***** STORED RECORDS *****
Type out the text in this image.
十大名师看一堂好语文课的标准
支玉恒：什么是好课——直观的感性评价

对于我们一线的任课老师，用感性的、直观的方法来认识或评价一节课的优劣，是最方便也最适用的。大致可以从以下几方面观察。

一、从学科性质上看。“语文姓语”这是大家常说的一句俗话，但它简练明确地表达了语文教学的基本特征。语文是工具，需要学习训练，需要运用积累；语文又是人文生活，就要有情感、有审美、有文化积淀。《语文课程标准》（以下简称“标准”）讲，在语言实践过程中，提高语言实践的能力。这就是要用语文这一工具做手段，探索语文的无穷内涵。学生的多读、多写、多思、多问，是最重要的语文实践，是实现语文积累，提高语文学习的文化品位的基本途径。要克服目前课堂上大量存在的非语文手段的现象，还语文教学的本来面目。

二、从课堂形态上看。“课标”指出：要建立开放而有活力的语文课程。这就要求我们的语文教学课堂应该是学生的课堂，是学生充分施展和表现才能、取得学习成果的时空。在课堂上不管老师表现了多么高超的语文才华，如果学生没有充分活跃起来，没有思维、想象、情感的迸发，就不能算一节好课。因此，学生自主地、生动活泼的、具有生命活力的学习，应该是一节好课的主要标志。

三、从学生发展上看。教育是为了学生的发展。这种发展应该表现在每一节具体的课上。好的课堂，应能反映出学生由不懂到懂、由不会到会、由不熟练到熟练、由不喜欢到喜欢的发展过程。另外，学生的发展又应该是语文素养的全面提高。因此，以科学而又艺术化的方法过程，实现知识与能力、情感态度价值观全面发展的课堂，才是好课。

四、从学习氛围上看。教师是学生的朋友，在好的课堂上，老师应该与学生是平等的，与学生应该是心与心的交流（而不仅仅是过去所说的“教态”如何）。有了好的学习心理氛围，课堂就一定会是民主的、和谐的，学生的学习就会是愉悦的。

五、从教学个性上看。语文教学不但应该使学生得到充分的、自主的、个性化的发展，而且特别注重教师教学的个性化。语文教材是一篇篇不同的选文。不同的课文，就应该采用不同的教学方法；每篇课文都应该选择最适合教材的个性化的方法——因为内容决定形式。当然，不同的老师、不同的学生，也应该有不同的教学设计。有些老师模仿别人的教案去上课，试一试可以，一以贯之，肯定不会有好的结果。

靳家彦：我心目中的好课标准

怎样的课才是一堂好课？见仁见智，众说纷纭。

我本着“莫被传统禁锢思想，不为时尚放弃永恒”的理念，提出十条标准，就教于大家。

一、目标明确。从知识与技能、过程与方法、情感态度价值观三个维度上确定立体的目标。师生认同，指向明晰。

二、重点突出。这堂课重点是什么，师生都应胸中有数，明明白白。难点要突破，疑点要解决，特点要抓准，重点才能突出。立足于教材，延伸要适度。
*****
§ **WHAT YOU ARE ASKED TO DO**
Return each line of the records above exactly as it reads.

§ **THE REPLY**
Type out the text in this image.
十大名师看一堂好语文课的标准
支玉恒：什么是好课——直观的感性评价

对于我们一线的任课老师，用感性的、直观的方法来认识或评价一节课的优劣，是最方便也最适用的。大致可以从以下几方面观察。

一、从学科性质上看。“语文姓语”这是大家常说的一句俗话，但它简练明确地表达了语文教学的基本特征。语文是工具，需要学习训练，需要运用积累；语文又是人文生活，就要有情感、有审美、有文化积淀。《语文课程标准》（以下简称“标准”）讲，在语言实践过程中，提高语言实践的能力。这就是要用语文这一工具做手段，探索语文的无穷内涵。学生的多读、多写、多思、多问，是最重要的语文实践，是实现语文积累，提高语文学习的文化品位的基本途径。要克服目前课堂上大量存在的非语文手段的现象，还语文教学的本来面目。

二、从课堂形态上看。“课标”指出：要建立开放而有活力的语文课程。这就要求我们的语文教学课堂应该是学生的课堂，是学生充分施展和表现才能、取得学习成果的时空。在课堂上不管老师表现了多么高超的语文才华，如果学生没有充分活跃起来，没有思维、想象、情感的迸发，就不能算一节好课。因此，学生自主地、生动活泼的、具有生命活力的学习，应该是一节好课的主要标志。

三、从学生发展上看。教育是为了学生的发展。这种发展应该表现在每一节具体的课上。好的课堂，应能反映出学生由不懂到懂、由不会到会、由不熟练到熟练、由不喜欢到喜欢的发展过程。另外，学生的发展又应该是语文素养的全面提高。因此，以科学而又艺术化的方法过程，实现知识与能力、情感态度价值观全面发展的课堂，才是好课。

四、从学习氛围上看。教师是学生的朋友，在好的课堂上，老师应该与学生是平等的，与学生应该是心与心的交流（而不仅仅是过去所说的“教态”如何）。有了好的学习心理氛围，课堂就一定会是民主的、和谐的，学生的学习就会是愉悦的。

五、从教学个性上看。语文教学不但应该使学生得到充分的、自主的、个性化的发展，而且特别注重教师教学的个性化。语文教材是一篇篇不同的选文。不同的课文，就应该采用不同的教学方法；每篇课文都应该选择最适合教材的个性化的方法——因为内容决定形式。当然，不同的老师、不同的学生，也应该有不同的教学设计。有些老师模仿别人的教案去上课，试一试可以，一以贯之，肯定不会有好的结果。

靳家彦：我心目中的好课标准

怎样的课才是一堂好课？见仁见智，众说纷纭。

我本着“莫被传统禁锢思想，不为时尚放弃永恒”的理念，提出十条标准，就教于大家。

一、目标明确。从知识与技能、过程与方法、情感态度价值观三个维度上确定立体的目标。师生认同，指向明晰。

二、重点突出。这堂课重点是什么，师生都应胸中有数，明明白白。难点要突破，疑点要解决，特点要抓准，重点才能突出。立足于教材，延伸要适度。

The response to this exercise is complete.